▸ What is being asked
Show, in full, each line of the data that contains "гарантийное".

▸ Saved entries
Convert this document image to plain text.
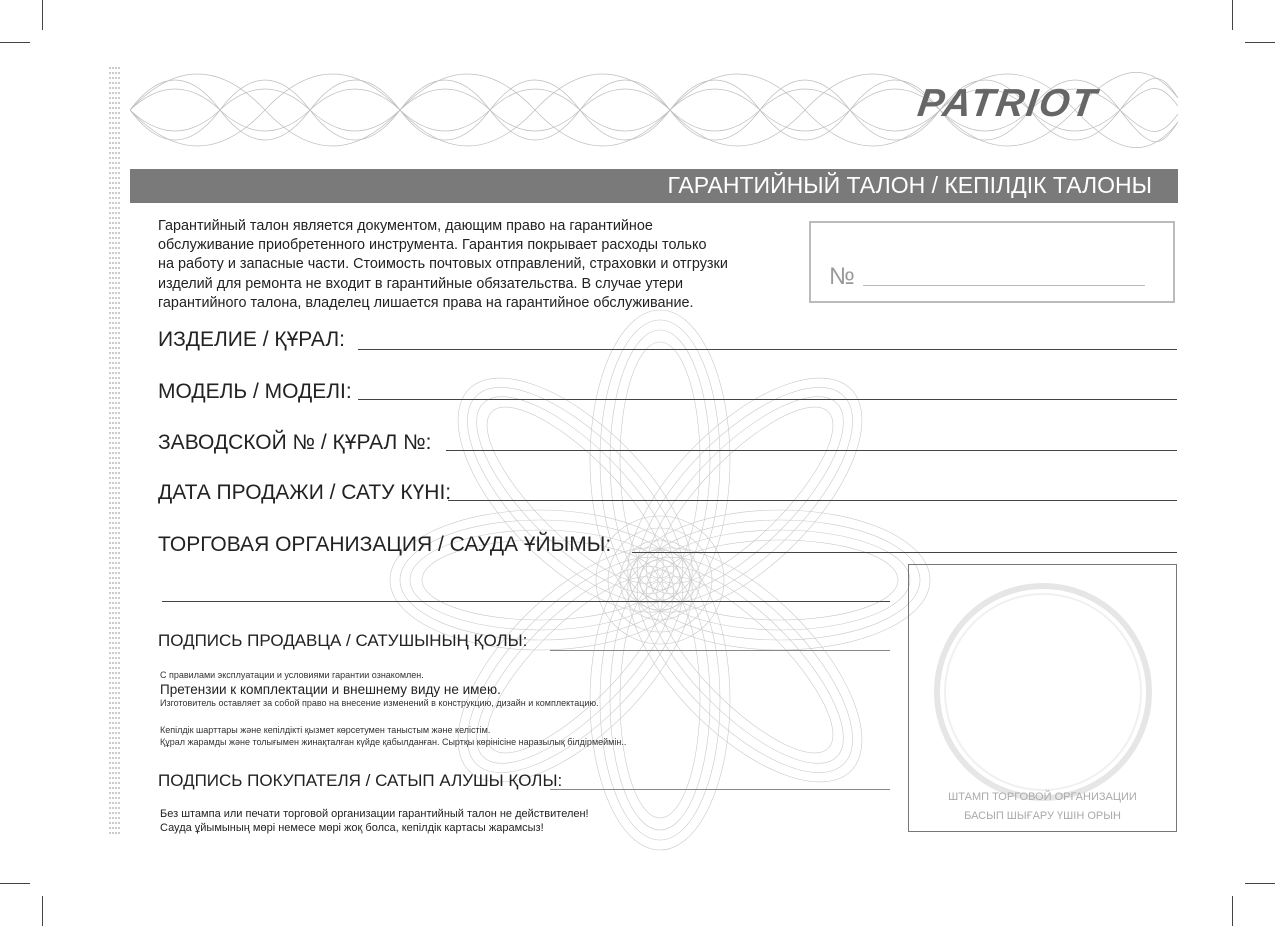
PATRIOT
ГАРАНТИЙНЫЙ ТАЛОН / КЕПІЛДІК ТАЛОНЫ
Гарантийный талон является документом, дающим право на гарантийное
обслуживание приобретенного инструмента. Гарантия покрывает расходы только
на работу и запасные части. Стоимость почтовых отправлений, страховки и отгрузки
изделий для ремонта не входит в гарантийные обязательства. В случае утери
гарантийного талона, владелец лишается права на гарантийное обслуживание.
№
ИЗДЕЛИЕ / ҚҰРАЛ:
МОДЕЛЬ / МОДЕЛІ:
ЗАВОДСКОЙ № / ҚҰРАЛ №:
ДАТА ПРОДАЖИ / САТУ КҮНІ:
ТОРГОВАЯ ОРГАНИЗАЦИЯ / САУДА ҰЙЫМЫ:
ПОДПИСЬ ПРОДАВЦА / САТУШЫНЫҢ ҚОЛЫ:
С правилами эксплуатации и условиями гарантии ознакомлен.
Претензии к комплектации и внешнему виду не имею.
Изготовитель оставляет за собой право на внесение изменений в конструкцию, дизайн и комплектацию.
Кепілдік шарттары және кепілдікті қызмет көрсетумен таныстым және келістім.
Құрал жарамды және толығымен жинақталған күйде қабылданған. Сыртқы көрінісіне наразылық білдірмеймін..
ПОДПИСЬ ПОКУПАТЕЛЯ / САТЫП АЛУШЫ ҚОЛЫ:
Без штампа или печати торговой организации гарантийный талон не действителен!
Сауда ұйымының мөрі немесе мөрі жоқ болса, кепілдік картасы жарамсыз!
ШТАМП ТОРГОВОЙ ОРГАНИЗАЦИИ
БАСЫП ШЫҒАРУ ҮШІН ОРЫН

▸ The solution
Гарантийный талон является документом, дающим право на гарантийное
гарантийного талона, владелец лишается права на гарантийное обслуживание.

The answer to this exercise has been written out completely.